Records for the task: Begin
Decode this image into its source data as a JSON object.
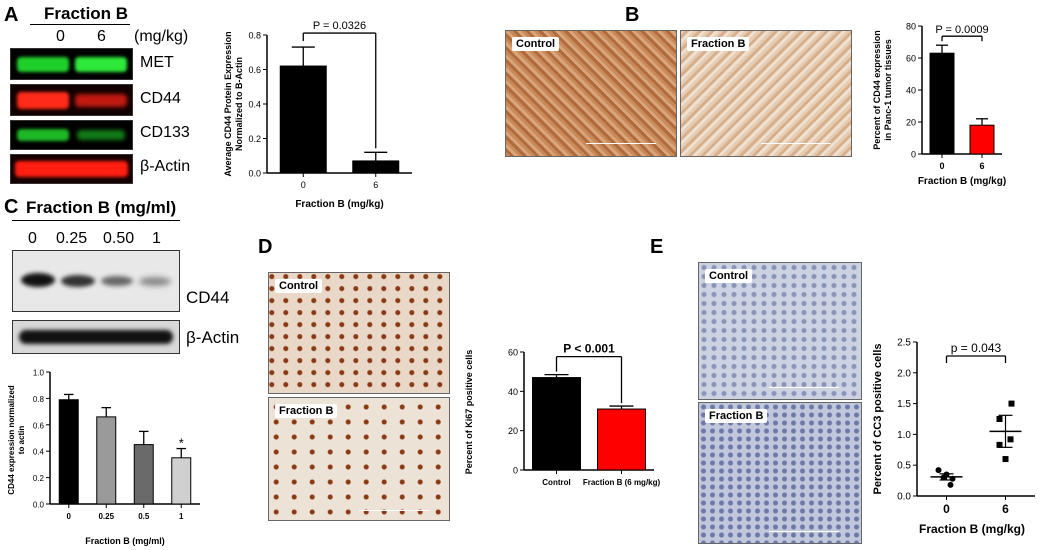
{
  "panels": {
    "A": "A",
    "B": "B",
    "C": "C",
    "D": "D",
    "E": "E"
  },
  "panelA": {
    "header": "Fraction B",
    "doses": [
      "0",
      "6"
    ],
    "unit": "(mg/kg)",
    "bands": [
      "MET",
      "CD44",
      "CD133",
      "β-Actin"
    ],
    "colors": {
      "green": "#1fcf2a",
      "red": "#ff2a1a"
    }
  },
  "panelB": {
    "image_labels": [
      "Control",
      "Fraction B"
    ]
  },
  "panelC": {
    "header": "Fraction B (mg/ml)",
    "doses": [
      "0",
      "0.25",
      "0.50",
      "1"
    ],
    "bands": [
      "CD44",
      "β-Actin"
    ]
  },
  "panelD": {
    "image_labels": [
      "Control",
      "Fraction B"
    ]
  },
  "panelE": {
    "image_labels": [
      "Control",
      "Fraction B"
    ]
  },
  "chart_data": [
    {
      "id": "A",
      "type": "bar",
      "categories": [
        "0",
        "6"
      ],
      "values": [
        0.62,
        0.07
      ],
      "errors": [
        0.11,
        0.05
      ],
      "colors": [
        "#000000",
        "#000000"
      ],
      "xlabel": "Fraction B  (mg/kg)",
      "ylabel": "Average CD44 Protein Expression Normalized to B-Actin",
      "ylim": [
        0,
        0.8
      ],
      "yticks": [
        "0.0",
        "0.2",
        "0.4",
        "0.6",
        "0.8"
      ],
      "annotation": "P = 0.0326"
    },
    {
      "id": "B",
      "type": "bar",
      "categories": [
        "0",
        "6"
      ],
      "values": [
        63,
        18
      ],
      "errors": [
        5,
        4
      ],
      "colors": [
        "#000000",
        "#ff0000"
      ],
      "xlabel": "Fraction B (mg/kg)",
      "ylabel": "Percent of CD44 expression in Panc-1 tumor tissues",
      "ylim": [
        0,
        80
      ],
      "yticks": [
        "0",
        "20",
        "40",
        "60",
        "80"
      ],
      "annotation": "P = 0.0009"
    },
    {
      "id": "C",
      "type": "bar",
      "categories": [
        "0",
        "0.25",
        "0.5",
        "1"
      ],
      "values": [
        0.79,
        0.66,
        0.45,
        0.35
      ],
      "errors": [
        0.04,
        0.07,
        0.1,
        0.07
      ],
      "colors": [
        "#000000",
        "#9a9a9a",
        "#6a6a6a",
        "#d0d0d0"
      ],
      "xlabel": "Fraction B (mg/ml)",
      "ylabel": "CD44 expression normalized to actin",
      "ylim": [
        0,
        1.0
      ],
      "yticks": [
        "0.0",
        "0.2",
        "0.4",
        "0.6",
        "0.8",
        "1.0"
      ],
      "marker": "*"
    },
    {
      "id": "D",
      "type": "bar",
      "categories": [
        "Control",
        "Fraction B (6 mg/kg)"
      ],
      "values": [
        47,
        31
      ],
      "errors": [
        1.5,
        1.5
      ],
      "colors": [
        "#000000",
        "#ff0000"
      ],
      "ylabel": "Percent of Ki67 positive cells",
      "ylim": [
        0,
        60
      ],
      "yticks": [
        "0",
        "20",
        "40",
        "60"
      ],
      "annotation": "P < 0.001"
    },
    {
      "id": "E",
      "type": "scatter",
      "categories": [
        "0",
        "6"
      ],
      "points": [
        [
          0.42,
          0.18,
          0.3,
          0.28,
          0.35
        ],
        [
          1.5,
          1.25,
          0.92,
          0.83,
          0.6
        ]
      ],
      "means": [
        0.31,
        1.05
      ],
      "sems": [
        0.05,
        0.26
      ],
      "markers": [
        "circle",
        "square"
      ],
      "xlabel": "Fraction B (mg/kg)",
      "ylabel": "Percent of CC3 positive cells",
      "ylim": [
        0,
        2.5
      ],
      "yticks": [
        "0.0",
        "0.5",
        "1.0",
        "1.5",
        "2.0",
        "2.5"
      ],
      "annotation": "p = 0.043"
    }
  ]
}
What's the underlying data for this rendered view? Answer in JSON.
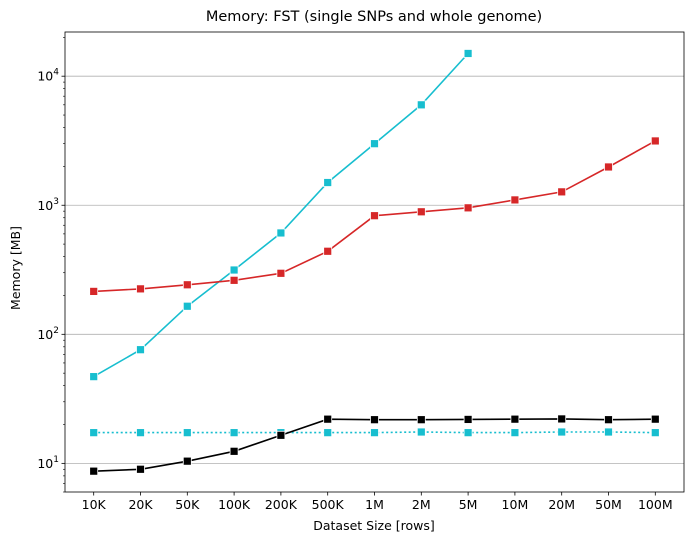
{
  "chart_data": {
    "type": "line",
    "title": "Memory:  FST (single SNPs and whole genome)",
    "xlabel": "Dataset Size  [rows]",
    "ylabel": "Memory  [MB]",
    "y_scale": "log",
    "ylim": [
      6,
      22000
    ],
    "y_ticks": [
      10,
      100,
      1000,
      10000
    ],
    "grid": "horizontal",
    "legend": "none",
    "categories": [
      "10K",
      "20K",
      "50K",
      "100K",
      "200K",
      "500K",
      "1M",
      "2M",
      "5M",
      "10M",
      "20M",
      "50M",
      "100M"
    ],
    "series": [
      {
        "color": "#17becf",
        "linestyle": "solid",
        "marker": "square",
        "values": [
          47,
          76,
          165,
          315,
          610,
          1500,
          3000,
          6000,
          15000,
          null,
          null,
          null,
          null
        ]
      },
      {
        "color": "#d62728",
        "linestyle": "solid",
        "marker": "square",
        "values": [
          215,
          225,
          242,
          262,
          297,
          440,
          830,
          890,
          955,
          1100,
          1270,
          1980,
          3150
        ]
      },
      {
        "color": "#17becf",
        "linestyle": "dotted",
        "marker": "square",
        "values": [
          17.3,
          17.3,
          17.3,
          17.3,
          17.3,
          17.3,
          17.3,
          17.5,
          17.3,
          17.3,
          17.5,
          17.5,
          17.3
        ]
      },
      {
        "color": "#000000",
        "linestyle": "solid",
        "marker": "square",
        "values": [
          8.7,
          9.0,
          10.4,
          12.4,
          16.5,
          22.0,
          21.8,
          21.8,
          21.9,
          22.0,
          22.1,
          21.8,
          22.0
        ]
      }
    ]
  }
}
Records for the task: End
§ **About this exercise**:
Wherever a line holds the word "xlabel", copy that line out of the entries above.

§ **Solution to the exercise**:
      "xlabel": "Fraction B  (mg/kg)",
      "xlabel": "Fraction B (mg/kg)",
      "xlabel": "Fraction B (mg/ml)",
      "xlabel": "Fraction B (mg/kg)",
    "xlabel": "Dataset Size  [rows]",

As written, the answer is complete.